Exercise set:
**A.** Say whether each statement agrees with the passage on NIEM and health standards. Answer yes or no for each, and quote the words in the passage that decide it.
(i) NIEM has always been funded by federal agencies.
(ii) OMB Circular A-119 tells government agencies to prefer government-unique standards over consensus-based voluntary ones.
(iii) The writer spoke with the former government official at the ONC Interoperability Forum in DC.
**B.** Answer these questions using the passage on NIEM and health standards:
(i) For which levels of government was NIEM set up to create a consistent way to exchange information?
(ii) Which programs has NIEM helped to exchange information consistently?
(iii) What kind of standard does the passage call NIEM?
**C.** Pick up the passage on NIEM and health standards after its last sentence and carry on in the same voice.

Text passage:
[Start of Attachment]
I have been at the ONC Interoperability Forum in DC for a few days and I had an opportunity to discuss NIEM for Health with a very well respected former government official whose perspectve I respect very much. He has a long history with standards development, especially in healthcare and with a government perspectivie. The following is his perspective and I tend to agree (I paraphrase here interspersed with some direct statements).
NIEM was established as a government program to create a more consistent way for state, local, federal and tribal governments to exchange information. It has always been funded by federal agencies, and has a governance structure that reflects that. It has been useful in getting law enforcement, government programs, social security, and other programs to exchange information in a consistent way. That is their swimlane. They make standards by government, for government.
OMB Circular A-119 (see https://www.whitehouse.gov/wp-content/uploads/2017/11/Circular-119-1.pdf ) stipulates how government agencies (like ONC) should adopt standards within regulations. It says that the government agencies should adopt consensus based voluntary standards to a preference to Non-consensus, industry, or government-unique standards. NIEM is a "government unique" standard. ONC is required by law to report on all of the standards that ONC adopted through meaningful use, and to explain any deviations from adopting standards that were non-consensus based or government-unique. There are lots of important reasons why governments should not set standards (think of tariffs and other ways to block trade through government specific or company-specific standards that would benefit one group or one company), and so NIEM would need to become a full-fledged real SDO if they are serious about health care.
[End of Attachment]
Input data:
[Start of Attachment]
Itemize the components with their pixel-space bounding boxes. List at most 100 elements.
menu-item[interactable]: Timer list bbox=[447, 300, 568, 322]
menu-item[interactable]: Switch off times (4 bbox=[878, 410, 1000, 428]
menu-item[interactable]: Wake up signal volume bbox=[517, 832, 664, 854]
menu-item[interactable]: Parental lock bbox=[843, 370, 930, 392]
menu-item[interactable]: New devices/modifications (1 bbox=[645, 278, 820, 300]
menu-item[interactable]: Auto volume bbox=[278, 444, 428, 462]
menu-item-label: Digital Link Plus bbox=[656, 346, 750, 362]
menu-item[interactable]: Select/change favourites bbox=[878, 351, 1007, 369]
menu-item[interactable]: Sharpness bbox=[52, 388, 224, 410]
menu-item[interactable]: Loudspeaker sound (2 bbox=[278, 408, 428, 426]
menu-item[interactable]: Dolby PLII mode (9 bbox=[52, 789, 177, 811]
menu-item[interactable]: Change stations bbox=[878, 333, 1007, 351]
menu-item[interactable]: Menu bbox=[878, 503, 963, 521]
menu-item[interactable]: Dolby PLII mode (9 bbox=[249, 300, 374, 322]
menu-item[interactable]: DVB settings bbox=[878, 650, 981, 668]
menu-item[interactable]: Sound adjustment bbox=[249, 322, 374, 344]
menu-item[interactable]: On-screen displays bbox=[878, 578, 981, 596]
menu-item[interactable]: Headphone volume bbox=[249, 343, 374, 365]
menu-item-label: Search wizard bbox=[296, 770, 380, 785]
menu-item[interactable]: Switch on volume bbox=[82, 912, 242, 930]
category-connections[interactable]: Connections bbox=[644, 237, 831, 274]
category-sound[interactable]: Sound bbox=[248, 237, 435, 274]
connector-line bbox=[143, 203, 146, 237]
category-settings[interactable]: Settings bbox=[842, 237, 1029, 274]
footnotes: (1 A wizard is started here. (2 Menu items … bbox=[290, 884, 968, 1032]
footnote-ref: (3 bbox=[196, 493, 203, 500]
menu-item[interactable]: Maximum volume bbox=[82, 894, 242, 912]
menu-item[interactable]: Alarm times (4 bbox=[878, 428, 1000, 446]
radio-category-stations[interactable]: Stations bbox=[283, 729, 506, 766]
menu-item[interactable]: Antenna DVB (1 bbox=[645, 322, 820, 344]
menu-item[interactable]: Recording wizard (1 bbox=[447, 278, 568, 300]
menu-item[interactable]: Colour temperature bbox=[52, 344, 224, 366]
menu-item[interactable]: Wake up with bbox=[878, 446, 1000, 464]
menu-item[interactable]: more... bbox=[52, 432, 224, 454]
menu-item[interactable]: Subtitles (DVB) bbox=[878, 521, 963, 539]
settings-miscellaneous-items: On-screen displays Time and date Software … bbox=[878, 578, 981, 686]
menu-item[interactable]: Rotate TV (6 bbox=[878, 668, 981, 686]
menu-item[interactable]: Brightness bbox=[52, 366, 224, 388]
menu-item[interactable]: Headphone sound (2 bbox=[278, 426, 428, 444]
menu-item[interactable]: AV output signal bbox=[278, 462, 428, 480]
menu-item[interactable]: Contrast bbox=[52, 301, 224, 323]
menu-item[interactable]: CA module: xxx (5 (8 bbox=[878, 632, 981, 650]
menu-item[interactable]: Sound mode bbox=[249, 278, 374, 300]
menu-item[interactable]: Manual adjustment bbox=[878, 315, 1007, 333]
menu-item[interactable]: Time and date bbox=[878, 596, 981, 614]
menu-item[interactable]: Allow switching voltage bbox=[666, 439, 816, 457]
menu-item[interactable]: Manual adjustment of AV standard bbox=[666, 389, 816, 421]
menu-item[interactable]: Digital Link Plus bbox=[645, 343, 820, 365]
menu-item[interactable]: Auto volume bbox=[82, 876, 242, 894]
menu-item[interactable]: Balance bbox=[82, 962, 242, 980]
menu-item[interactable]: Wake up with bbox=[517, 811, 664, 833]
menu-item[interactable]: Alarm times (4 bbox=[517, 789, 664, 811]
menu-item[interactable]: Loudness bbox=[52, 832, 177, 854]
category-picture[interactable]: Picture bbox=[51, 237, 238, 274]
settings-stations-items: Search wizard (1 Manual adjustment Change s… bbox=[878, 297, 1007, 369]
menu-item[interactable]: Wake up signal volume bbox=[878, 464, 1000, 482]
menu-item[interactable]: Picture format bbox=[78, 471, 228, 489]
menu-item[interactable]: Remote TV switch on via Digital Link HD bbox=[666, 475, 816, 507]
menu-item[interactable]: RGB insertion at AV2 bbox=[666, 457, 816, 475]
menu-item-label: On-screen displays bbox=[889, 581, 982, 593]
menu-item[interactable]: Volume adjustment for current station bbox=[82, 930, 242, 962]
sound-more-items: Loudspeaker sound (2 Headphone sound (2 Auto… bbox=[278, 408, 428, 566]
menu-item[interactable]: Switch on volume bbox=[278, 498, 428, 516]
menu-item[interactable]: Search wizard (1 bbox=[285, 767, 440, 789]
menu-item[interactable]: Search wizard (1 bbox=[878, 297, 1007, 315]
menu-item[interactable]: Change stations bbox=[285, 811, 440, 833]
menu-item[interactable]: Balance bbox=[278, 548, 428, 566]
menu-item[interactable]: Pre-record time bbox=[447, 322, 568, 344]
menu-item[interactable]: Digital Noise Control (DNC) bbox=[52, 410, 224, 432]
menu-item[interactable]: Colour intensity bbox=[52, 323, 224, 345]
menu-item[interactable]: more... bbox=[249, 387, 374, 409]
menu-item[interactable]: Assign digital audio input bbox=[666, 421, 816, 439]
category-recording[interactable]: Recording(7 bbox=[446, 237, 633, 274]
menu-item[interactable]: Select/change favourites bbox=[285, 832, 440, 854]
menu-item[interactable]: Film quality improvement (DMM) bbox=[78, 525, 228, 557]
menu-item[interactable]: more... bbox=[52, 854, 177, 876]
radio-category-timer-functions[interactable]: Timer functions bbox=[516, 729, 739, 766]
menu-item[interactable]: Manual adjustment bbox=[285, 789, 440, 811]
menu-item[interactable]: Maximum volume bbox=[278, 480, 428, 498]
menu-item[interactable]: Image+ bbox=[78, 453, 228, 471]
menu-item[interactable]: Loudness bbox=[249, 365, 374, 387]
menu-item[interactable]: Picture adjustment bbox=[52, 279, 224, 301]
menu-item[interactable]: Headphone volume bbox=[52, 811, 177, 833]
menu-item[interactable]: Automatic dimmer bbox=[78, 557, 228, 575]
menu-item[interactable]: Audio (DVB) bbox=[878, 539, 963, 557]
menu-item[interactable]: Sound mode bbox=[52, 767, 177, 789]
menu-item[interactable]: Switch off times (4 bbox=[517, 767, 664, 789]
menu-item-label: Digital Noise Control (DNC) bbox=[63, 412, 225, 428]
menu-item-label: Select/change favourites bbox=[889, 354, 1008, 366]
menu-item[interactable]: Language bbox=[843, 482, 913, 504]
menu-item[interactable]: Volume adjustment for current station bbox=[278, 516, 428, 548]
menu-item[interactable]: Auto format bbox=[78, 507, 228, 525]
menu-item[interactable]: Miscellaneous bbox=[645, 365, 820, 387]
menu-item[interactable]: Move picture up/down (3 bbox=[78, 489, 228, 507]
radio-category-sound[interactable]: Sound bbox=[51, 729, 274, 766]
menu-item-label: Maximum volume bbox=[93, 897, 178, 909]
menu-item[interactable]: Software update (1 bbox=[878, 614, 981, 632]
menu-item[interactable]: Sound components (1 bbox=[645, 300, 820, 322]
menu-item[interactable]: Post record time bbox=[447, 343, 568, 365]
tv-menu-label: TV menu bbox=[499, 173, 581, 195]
[End of Attachment]
Task results:
**A.**
(i) Yes: "It has always been funded by federal agencies"
(ii) No: "government agencies should adopt consensus based voluntary standards to a preference to Non-consensus, industry, or government-unique standards"
(iii) Yes: "I have been at the ONC Interoperability Forum in DC for a few days and I had an opportunity to discuss NIEM for Health with a very well respected former government official"

**B.**
(i) State, local, federal and tribal governments.
(ii) Law enforcement, government programs, social security, and other programs.
(iii) A "government unique" standard.

**C.**
The NIEM process is not a bad one, but one that is unlikely to scale to encompass healthcare. They are not particularly strong in terminology binding processes, and there is very little knowledge of how the current medical terminologies work.
We should not support government-unique standards that lack shared expertise in healthcare developing yet another set of standards when we desperately need people to mature and use the standards that we already have. Why is it beneficial to organizations to use a new, government unique standard, developed without significant understanding of healthcare, that lacks good mechanisms for vocabulary binding, and that duplicates years of work in HL7, LOINC, SNOMED and other consensus based SDOs?
Unless there is a compelling reason for developing yet-another set of standards in healthcare, change NIEM into a fully transparent SDO, and reinvent the wheel, why would we devote any energy here? Why not use HL7 and FHIR-based standards in prisons so that prisoners get the same level of care and information exchange as people in other parts of the healthcare sector? Why not understand how to interface between human services not only within government (TANF, etc) but also with non-profits, NGOs, and other care agencies? Why would the standards community support yet another standard that has no clear advantages, gets in the way of OMB directives, and pulls resources from other initiatives that would do more good?